[Stored dataset items]
══════
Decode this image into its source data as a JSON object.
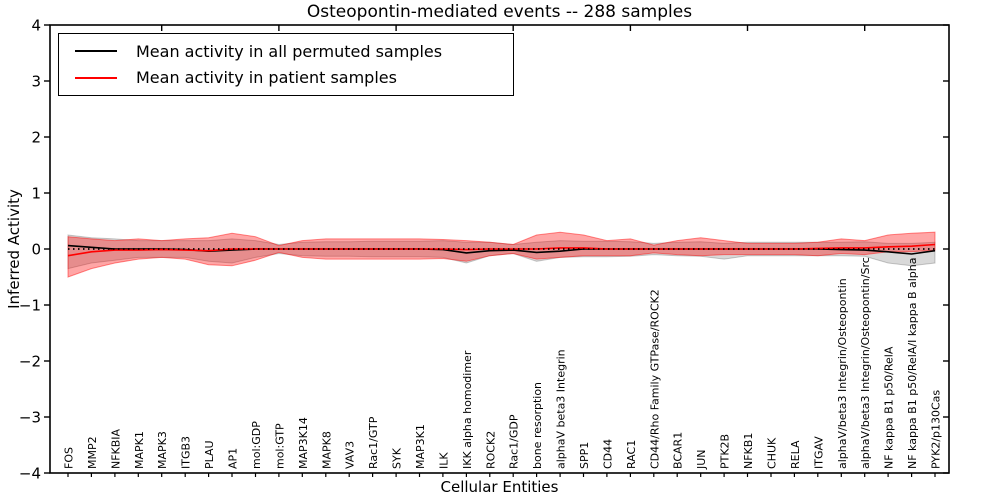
{
  "title": "Osteopontin-mediated events -- 288 samples",
  "chart_data": {
    "type": "line",
    "title": "Osteopontin-mediated events -- 288 samples",
    "xlabel": "Cellular Entities",
    "ylabel": "Inferred Activity",
    "ylim": [
      -4,
      4
    ],
    "yticks": [
      -4,
      -3,
      -2,
      -1,
      0,
      1,
      2,
      3,
      4
    ],
    "grid": false,
    "legend_position": "upper left",
    "categories": [
      "FOS",
      "MMP2",
      "NFKBIA",
      "MAPK1",
      "MAPK3",
      "ITGB3",
      "PLAU",
      "AP1",
      "mol:GDP",
      "mol:GTP",
      "MAP3K14",
      "MAPK8",
      "VAV3",
      "Rac1/GTP",
      "SYK",
      "MAP3K1",
      "ILK",
      "IKK alpha homodimer",
      "ROCK2",
      "Rac1/GDP",
      "bone resorption",
      "alphaV beta3 Integrin",
      "SPP1",
      "CD44",
      "RAC1",
      "CD44/Rho Family GTPase/ROCK2",
      "BCAR1",
      "JUN",
      "PTK2B",
      "NFKB1",
      "CHUK",
      "RELA",
      "ITGAV",
      "alphaV/beta3 Integrin/Osteopontin",
      "alphaV/beta3 Integrin/Osteopontin/Src",
      "NF kappa B1 p50/RelA",
      "NF kappa B1 p50/RelA/I kappa B alpha",
      "PYK2/p130Cas"
    ],
    "series": [
      {
        "name": "Mean activity in all permuted samples",
        "color": "#000000",
        "style": "solid",
        "values": [
          0.06,
          0.03,
          0.0,
          0.0,
          0.0,
          -0.01,
          -0.04,
          -0.02,
          0.0,
          0.0,
          0.0,
          0.0,
          0.0,
          0.0,
          0.0,
          0.0,
          -0.01,
          -0.07,
          -0.03,
          -0.02,
          -0.06,
          -0.04,
          0.0,
          0.0,
          0.0,
          0.0,
          0.0,
          0.0,
          0.0,
          0.0,
          0.0,
          0.0,
          0.0,
          -0.01,
          -0.02,
          -0.05,
          -0.09,
          -0.03
        ]
      },
      {
        "name": "Mean activity in patient samples",
        "color": "#ff0000",
        "style": "solid",
        "values": [
          -0.12,
          -0.05,
          -0.02,
          -0.02,
          -0.01,
          -0.02,
          -0.03,
          0.0,
          0.0,
          0.0,
          0.0,
          0.0,
          0.0,
          0.0,
          0.0,
          0.0,
          0.0,
          -0.01,
          0.0,
          0.0,
          0.0,
          0.02,
          0.02,
          0.0,
          0.0,
          0.0,
          0.0,
          0.0,
          0.0,
          0.0,
          0.0,
          0.0,
          0.01,
          0.02,
          0.02,
          0.04,
          0.05,
          0.08
        ]
      }
    ],
    "bands": [
      {
        "name": "permuted-samples-std-band",
        "color": "#000000",
        "opacity": 0.15,
        "edge_opacity": 0.2,
        "upper": [
          0.25,
          0.2,
          0.18,
          0.15,
          0.15,
          0.15,
          0.15,
          0.18,
          0.15,
          0.08,
          0.12,
          0.13,
          0.13,
          0.14,
          0.14,
          0.14,
          0.15,
          0.12,
          0.12,
          0.08,
          0.12,
          0.15,
          0.14,
          0.14,
          0.13,
          0.1,
          0.12,
          0.13,
          0.1,
          0.12,
          0.12,
          0.12,
          0.12,
          0.12,
          0.13,
          0.1,
          0.1,
          0.12
        ],
        "lower": [
          -0.35,
          -0.25,
          -0.2,
          -0.15,
          -0.15,
          -0.15,
          -0.22,
          -0.25,
          -0.15,
          -0.08,
          -0.12,
          -0.13,
          -0.13,
          -0.14,
          -0.14,
          -0.14,
          -0.15,
          -0.25,
          -0.12,
          -0.08,
          -0.22,
          -0.15,
          -0.14,
          -0.14,
          -0.13,
          -0.1,
          -0.12,
          -0.13,
          -0.18,
          -0.12,
          -0.12,
          -0.12,
          -0.12,
          -0.12,
          -0.13,
          -0.25,
          -0.3,
          -0.25
        ]
      },
      {
        "name": "patient-samples-std-band",
        "color": "#ff0000",
        "opacity": 0.35,
        "edge_opacity": 0.45,
        "upper": [
          0.22,
          0.18,
          0.15,
          0.18,
          0.15,
          0.18,
          0.2,
          0.28,
          0.22,
          0.06,
          0.15,
          0.18,
          0.18,
          0.18,
          0.18,
          0.18,
          0.17,
          0.15,
          0.12,
          0.08,
          0.25,
          0.3,
          0.25,
          0.15,
          0.18,
          0.07,
          0.15,
          0.2,
          0.15,
          0.1,
          0.1,
          0.1,
          0.12,
          0.18,
          0.15,
          0.25,
          0.28,
          0.3
        ],
        "lower": [
          -0.5,
          -0.35,
          -0.25,
          -0.18,
          -0.15,
          -0.18,
          -0.28,
          -0.3,
          -0.2,
          -0.06,
          -0.15,
          -0.18,
          -0.18,
          -0.18,
          -0.18,
          -0.18,
          -0.17,
          -0.22,
          -0.12,
          -0.08,
          -0.18,
          -0.15,
          -0.12,
          -0.12,
          -0.12,
          -0.07,
          -0.1,
          -0.12,
          -0.1,
          -0.1,
          -0.1,
          -0.1,
          -0.12,
          -0.08,
          -0.1,
          -0.05,
          -0.05,
          -0.02
        ]
      }
    ],
    "reference_line": {
      "y": 0,
      "style": "dotted",
      "color": "#000000"
    }
  }
}
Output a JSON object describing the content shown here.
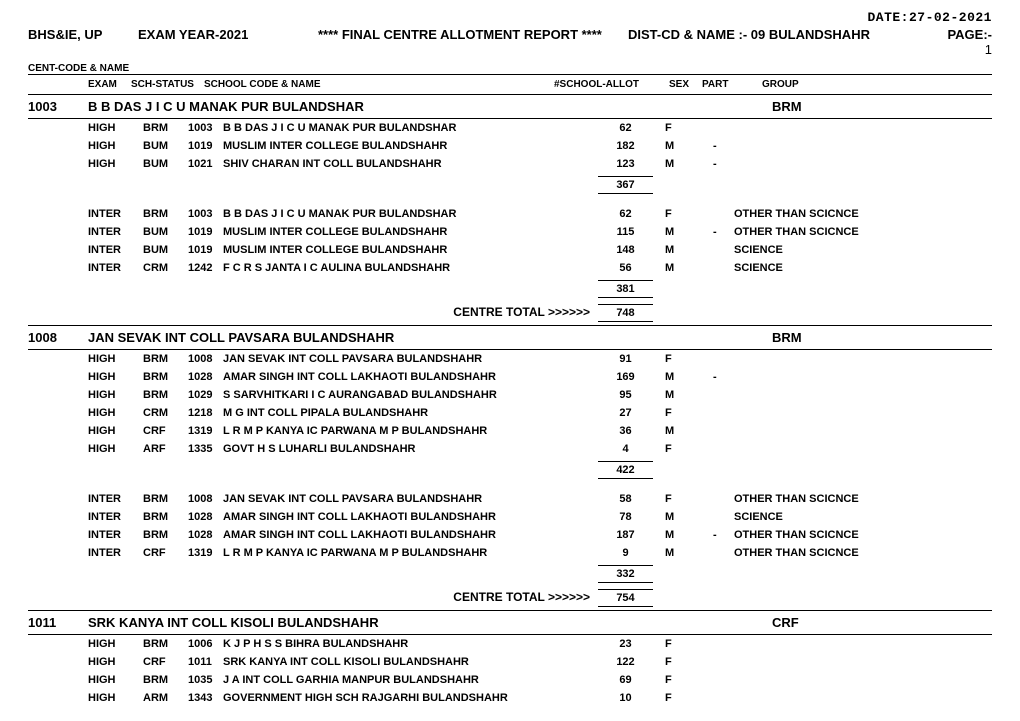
══════
# What you should do
Read the entries above, then pull out the lines that include "title".

# Expected output
  "title": "Osteopontin-mediated events -- 288 samples",
    "title": "Osteopontin-mediated events -- 288 samples",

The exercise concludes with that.